Problem to work on | Look through the listing and locate every line containing the word "Wijzig"; copy those lines.

** begin Data supplied **

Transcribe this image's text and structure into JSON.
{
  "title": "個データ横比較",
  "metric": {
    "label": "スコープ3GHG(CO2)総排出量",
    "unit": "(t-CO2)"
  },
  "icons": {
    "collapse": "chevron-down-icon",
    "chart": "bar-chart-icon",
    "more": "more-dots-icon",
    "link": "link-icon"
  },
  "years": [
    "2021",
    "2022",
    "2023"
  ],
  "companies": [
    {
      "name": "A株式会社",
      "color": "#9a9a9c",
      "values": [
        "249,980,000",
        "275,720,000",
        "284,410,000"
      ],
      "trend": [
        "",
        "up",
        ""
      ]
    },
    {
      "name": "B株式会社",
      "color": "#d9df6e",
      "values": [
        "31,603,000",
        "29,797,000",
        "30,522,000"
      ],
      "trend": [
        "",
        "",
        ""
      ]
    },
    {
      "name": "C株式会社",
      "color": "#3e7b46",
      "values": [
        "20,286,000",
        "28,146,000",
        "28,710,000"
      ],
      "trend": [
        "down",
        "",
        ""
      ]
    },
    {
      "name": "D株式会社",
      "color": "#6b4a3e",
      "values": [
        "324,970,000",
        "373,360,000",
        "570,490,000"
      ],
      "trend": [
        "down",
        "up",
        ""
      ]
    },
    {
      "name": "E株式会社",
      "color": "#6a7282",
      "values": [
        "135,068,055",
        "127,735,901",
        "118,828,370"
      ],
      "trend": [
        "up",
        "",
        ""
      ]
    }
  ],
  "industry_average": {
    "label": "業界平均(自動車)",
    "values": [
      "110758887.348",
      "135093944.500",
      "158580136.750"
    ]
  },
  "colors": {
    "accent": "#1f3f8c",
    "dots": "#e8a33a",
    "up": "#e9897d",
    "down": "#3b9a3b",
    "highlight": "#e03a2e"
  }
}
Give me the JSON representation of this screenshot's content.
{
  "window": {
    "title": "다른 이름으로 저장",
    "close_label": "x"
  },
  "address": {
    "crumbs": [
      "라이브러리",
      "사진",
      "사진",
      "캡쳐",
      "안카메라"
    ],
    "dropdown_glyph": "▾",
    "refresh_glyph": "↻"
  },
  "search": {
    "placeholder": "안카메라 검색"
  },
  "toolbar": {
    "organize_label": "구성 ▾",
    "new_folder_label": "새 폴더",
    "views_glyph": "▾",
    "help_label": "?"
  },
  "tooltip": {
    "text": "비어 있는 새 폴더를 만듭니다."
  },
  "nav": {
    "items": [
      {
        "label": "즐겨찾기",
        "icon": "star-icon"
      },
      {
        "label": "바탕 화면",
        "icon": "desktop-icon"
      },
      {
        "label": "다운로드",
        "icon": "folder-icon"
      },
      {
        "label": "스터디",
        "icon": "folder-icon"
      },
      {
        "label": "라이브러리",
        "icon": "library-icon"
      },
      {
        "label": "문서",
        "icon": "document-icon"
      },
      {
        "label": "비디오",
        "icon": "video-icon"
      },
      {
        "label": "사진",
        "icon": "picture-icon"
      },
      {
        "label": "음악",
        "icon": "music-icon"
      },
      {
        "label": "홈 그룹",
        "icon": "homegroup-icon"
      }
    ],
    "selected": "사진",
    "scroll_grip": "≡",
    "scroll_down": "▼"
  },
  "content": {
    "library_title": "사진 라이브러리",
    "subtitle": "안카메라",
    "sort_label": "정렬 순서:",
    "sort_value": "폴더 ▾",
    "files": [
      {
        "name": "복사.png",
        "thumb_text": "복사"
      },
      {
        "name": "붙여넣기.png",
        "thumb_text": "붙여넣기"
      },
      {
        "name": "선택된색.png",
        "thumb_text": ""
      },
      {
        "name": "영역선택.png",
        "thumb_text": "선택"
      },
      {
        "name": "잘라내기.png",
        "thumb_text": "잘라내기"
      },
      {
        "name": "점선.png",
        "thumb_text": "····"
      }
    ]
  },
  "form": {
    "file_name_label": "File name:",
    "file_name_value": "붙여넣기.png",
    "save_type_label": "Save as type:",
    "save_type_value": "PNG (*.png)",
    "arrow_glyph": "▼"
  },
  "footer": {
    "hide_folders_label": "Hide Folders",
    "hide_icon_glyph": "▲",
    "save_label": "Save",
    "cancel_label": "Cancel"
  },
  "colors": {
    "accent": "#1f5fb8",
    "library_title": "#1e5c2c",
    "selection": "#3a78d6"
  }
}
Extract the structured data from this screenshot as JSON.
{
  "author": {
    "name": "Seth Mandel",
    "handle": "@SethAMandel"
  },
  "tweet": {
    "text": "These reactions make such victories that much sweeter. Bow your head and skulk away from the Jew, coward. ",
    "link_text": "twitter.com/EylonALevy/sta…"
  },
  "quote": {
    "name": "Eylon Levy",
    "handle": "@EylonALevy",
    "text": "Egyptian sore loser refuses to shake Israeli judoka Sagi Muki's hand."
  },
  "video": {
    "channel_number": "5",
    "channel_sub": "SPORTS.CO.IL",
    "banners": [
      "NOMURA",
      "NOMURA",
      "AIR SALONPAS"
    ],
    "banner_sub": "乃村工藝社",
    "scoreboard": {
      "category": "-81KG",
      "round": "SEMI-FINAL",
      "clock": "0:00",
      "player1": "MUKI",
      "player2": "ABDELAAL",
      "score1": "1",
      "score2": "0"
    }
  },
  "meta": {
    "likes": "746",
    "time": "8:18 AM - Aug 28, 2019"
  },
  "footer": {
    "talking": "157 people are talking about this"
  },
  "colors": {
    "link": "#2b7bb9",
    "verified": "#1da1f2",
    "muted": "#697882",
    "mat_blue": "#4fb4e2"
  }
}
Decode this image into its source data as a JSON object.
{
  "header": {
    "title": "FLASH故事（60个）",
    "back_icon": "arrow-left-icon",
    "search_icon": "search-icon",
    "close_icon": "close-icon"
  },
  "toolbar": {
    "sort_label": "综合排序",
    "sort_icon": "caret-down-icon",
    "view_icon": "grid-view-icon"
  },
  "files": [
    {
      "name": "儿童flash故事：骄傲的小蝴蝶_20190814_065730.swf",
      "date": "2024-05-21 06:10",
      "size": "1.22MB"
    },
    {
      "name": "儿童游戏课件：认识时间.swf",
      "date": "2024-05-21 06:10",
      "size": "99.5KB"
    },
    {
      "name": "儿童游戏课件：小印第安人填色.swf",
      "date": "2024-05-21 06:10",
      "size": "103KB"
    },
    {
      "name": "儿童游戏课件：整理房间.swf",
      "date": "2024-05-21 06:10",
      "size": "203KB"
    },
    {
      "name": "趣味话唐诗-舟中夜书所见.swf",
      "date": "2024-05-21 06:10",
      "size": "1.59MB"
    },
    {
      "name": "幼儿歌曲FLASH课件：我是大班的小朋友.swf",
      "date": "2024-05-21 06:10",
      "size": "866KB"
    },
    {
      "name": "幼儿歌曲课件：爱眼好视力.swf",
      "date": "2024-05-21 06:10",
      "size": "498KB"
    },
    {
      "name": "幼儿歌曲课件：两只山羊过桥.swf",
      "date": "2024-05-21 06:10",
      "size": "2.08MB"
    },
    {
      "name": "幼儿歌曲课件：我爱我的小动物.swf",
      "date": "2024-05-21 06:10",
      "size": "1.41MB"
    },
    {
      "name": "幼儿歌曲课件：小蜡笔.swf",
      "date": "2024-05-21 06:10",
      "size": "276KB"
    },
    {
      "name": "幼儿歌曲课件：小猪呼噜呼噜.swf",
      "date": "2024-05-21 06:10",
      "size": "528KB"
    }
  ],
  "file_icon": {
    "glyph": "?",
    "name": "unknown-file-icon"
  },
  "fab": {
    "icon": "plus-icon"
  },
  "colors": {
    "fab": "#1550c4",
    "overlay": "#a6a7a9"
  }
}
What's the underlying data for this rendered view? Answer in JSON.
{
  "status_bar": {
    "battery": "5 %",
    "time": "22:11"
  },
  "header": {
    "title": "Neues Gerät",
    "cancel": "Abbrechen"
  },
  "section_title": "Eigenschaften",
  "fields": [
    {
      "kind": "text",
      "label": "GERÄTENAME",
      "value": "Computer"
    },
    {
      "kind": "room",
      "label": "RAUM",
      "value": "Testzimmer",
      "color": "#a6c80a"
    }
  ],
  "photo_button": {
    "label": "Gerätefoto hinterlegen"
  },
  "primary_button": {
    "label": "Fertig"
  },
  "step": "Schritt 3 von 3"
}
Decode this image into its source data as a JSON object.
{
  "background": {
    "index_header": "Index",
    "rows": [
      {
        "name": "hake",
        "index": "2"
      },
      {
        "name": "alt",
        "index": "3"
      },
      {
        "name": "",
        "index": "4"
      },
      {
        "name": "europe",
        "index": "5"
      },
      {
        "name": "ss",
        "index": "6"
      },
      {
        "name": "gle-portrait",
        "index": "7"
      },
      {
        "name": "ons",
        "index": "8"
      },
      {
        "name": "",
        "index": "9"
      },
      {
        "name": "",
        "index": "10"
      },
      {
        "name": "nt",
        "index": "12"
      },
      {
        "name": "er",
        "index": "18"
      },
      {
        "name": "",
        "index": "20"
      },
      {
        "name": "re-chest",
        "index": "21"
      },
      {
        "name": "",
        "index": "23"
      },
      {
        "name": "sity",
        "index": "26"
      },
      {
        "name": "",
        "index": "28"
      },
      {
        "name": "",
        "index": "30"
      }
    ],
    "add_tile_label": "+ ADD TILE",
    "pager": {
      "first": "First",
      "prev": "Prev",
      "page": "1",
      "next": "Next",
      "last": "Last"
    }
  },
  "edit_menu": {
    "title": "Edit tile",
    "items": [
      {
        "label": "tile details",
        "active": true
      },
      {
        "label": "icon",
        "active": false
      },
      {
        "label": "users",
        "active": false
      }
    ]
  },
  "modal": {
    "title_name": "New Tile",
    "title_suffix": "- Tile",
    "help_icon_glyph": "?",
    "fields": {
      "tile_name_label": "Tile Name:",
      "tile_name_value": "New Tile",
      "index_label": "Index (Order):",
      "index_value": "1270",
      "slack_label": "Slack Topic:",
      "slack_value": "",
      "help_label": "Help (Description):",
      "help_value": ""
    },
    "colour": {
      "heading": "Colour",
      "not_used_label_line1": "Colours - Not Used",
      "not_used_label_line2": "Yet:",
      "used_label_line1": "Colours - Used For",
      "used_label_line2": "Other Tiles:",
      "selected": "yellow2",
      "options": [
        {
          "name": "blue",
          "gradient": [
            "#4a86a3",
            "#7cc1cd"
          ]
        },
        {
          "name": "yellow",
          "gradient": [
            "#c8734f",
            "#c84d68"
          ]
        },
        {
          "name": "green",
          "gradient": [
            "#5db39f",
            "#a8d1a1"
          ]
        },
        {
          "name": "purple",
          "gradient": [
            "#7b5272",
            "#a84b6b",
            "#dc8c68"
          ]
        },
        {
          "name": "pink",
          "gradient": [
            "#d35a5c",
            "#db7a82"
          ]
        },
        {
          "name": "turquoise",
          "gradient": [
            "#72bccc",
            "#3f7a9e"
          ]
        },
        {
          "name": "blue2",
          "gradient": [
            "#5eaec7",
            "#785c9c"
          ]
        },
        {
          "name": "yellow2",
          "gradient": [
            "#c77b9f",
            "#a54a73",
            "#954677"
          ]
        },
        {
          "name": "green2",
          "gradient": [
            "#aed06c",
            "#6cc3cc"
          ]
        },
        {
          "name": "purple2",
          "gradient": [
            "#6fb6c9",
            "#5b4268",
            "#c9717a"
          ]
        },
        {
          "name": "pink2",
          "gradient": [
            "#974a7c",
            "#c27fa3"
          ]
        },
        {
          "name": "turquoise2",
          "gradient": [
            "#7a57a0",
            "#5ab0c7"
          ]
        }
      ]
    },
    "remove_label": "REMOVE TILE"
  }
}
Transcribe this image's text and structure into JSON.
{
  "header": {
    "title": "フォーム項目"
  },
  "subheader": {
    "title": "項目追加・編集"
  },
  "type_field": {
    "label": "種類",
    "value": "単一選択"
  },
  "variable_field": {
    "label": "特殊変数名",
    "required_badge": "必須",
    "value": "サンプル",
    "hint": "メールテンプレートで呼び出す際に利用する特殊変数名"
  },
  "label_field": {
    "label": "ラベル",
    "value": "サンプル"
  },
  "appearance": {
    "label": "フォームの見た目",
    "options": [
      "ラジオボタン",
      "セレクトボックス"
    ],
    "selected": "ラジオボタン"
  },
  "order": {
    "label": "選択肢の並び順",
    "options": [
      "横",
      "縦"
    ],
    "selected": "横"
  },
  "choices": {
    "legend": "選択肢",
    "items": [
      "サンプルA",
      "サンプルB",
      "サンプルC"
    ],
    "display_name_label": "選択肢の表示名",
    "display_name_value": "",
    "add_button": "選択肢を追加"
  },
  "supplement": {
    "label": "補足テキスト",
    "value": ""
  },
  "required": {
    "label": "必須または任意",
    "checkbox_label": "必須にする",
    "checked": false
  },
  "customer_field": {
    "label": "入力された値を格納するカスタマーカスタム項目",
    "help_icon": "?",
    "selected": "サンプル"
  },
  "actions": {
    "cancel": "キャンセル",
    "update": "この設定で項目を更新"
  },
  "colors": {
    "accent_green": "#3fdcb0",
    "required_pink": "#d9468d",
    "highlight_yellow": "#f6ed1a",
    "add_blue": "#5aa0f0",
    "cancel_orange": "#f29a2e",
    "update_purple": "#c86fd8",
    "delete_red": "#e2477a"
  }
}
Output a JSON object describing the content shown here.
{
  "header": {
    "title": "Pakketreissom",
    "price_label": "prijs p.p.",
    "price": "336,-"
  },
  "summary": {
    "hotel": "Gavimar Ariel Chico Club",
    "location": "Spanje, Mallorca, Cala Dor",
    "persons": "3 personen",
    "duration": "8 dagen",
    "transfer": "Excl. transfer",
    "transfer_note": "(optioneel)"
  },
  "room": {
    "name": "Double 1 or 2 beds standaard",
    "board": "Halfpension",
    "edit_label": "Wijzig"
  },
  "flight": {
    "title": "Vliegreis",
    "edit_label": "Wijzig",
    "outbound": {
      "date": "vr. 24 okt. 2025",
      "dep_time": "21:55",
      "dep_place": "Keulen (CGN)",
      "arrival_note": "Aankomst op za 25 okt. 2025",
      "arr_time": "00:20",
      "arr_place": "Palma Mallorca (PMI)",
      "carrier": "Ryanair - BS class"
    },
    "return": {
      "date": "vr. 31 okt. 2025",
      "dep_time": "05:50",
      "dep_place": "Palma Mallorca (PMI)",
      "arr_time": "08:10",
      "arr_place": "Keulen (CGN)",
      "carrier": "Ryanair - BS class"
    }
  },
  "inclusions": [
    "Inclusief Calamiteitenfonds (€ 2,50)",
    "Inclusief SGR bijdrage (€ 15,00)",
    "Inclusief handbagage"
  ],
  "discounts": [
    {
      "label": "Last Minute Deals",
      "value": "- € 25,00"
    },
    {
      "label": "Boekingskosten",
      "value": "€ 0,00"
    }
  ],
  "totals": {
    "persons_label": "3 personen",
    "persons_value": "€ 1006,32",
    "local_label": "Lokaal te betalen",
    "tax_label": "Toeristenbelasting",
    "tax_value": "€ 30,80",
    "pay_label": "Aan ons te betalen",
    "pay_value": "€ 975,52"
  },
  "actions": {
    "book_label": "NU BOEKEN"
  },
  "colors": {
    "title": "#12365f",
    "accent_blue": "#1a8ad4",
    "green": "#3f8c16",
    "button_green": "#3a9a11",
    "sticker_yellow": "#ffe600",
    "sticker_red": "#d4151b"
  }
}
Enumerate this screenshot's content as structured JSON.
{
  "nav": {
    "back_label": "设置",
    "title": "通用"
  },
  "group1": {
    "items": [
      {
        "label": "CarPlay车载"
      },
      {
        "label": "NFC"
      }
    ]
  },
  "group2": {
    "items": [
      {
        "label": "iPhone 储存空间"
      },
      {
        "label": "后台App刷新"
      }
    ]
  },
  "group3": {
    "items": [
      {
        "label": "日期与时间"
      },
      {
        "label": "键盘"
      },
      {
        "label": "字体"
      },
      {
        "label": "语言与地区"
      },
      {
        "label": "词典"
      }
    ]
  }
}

** end Data supplied **

Written answer |
    "edit_label": "Wijzig"
    "edit_label": "Wijzig",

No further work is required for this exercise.